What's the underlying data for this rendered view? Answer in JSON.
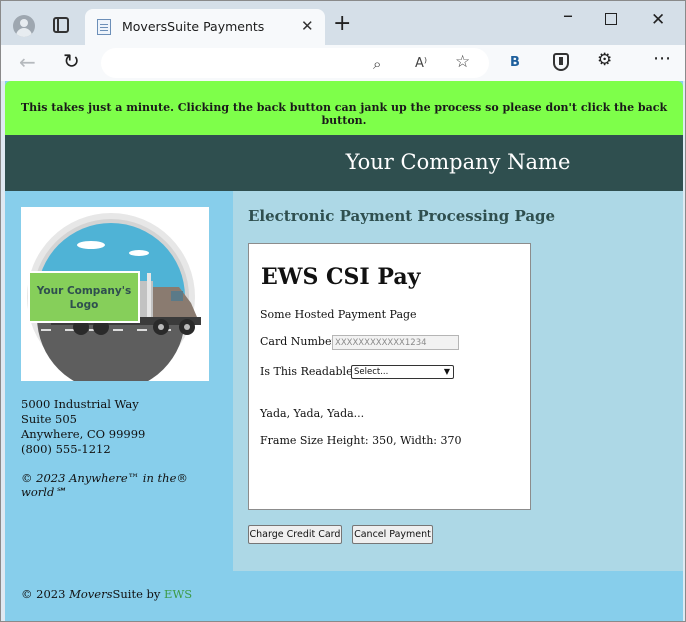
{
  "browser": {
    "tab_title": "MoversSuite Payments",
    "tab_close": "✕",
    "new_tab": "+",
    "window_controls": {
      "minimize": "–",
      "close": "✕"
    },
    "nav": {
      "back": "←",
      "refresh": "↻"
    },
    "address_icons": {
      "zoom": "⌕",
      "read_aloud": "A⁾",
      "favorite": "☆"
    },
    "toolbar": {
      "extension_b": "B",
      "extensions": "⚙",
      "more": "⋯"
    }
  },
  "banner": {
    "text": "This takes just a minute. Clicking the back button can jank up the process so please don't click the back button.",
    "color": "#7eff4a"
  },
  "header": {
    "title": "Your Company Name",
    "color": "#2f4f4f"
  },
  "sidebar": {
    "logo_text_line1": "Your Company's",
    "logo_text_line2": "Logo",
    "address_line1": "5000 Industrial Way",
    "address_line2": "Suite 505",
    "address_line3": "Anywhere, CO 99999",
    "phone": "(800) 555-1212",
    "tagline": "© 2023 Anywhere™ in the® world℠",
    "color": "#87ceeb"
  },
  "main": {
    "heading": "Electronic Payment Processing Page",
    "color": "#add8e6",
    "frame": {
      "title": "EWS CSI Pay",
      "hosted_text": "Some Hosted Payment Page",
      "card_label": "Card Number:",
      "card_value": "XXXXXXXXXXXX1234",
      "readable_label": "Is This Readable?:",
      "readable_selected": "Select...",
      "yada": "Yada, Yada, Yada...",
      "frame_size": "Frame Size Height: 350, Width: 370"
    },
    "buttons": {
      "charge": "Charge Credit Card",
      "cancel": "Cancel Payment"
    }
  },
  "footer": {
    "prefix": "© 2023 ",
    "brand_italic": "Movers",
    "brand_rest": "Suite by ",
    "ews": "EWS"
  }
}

____

◆ TASK OBJECTIVE ◆
Search the listing for the string "back". Copy each line where it turns up.

◆ TASK RESPONSE ◆
      "back": "←",
    "text": "This takes just a minute. Clicking the back button can jank up the process so please don't click the back button.",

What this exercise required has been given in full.